Materials provided:
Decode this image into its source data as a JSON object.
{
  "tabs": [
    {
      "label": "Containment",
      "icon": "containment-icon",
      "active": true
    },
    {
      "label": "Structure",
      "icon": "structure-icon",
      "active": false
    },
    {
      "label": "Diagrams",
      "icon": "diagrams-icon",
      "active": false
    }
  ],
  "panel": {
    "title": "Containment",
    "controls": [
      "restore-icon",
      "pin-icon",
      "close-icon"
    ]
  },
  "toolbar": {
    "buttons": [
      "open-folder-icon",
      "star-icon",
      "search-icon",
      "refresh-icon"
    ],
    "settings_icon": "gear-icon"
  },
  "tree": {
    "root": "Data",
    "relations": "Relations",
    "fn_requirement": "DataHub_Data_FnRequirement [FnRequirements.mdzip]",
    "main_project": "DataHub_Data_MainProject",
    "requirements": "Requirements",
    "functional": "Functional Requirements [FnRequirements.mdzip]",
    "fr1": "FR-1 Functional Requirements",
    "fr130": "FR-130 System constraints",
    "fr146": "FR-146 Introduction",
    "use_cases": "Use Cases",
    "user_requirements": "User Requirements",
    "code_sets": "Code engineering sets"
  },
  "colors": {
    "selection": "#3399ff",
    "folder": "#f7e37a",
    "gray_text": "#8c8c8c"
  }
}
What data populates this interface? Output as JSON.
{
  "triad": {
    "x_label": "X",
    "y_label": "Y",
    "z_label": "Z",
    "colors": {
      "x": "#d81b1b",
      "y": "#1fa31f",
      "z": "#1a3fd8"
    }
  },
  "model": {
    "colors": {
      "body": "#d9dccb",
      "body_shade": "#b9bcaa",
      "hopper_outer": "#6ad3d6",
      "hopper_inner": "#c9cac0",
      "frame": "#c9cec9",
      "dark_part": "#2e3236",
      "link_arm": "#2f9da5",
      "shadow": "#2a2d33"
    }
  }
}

Written task: From the line holding "What data populates" to the last line of the records, quote each line exactly and add nothing.

Correct answer:
What data populates this interface? Output as JSON.
{
  "triad": {
    "x_label": "X",
    "y_label": "Y",
    "z_label": "Z",
    "colors": {
      "x": "#d81b1b",
      "y": "#1fa31f",
      "z": "#1a3fd8"
    }
  },
  "model": {
    "colors": {
      "body": "#d9dccb",
      "body_shade": "#b9bcaa",
      "hopper_outer": "#6ad3d6",
      "hopper_inner": "#c9cac0",
      "frame": "#c9cec9",
      "dark_part": "#2e3236",
      "link_arm": "#2f9da5",
      "shadow": "#2a2d33"
    }
  }
}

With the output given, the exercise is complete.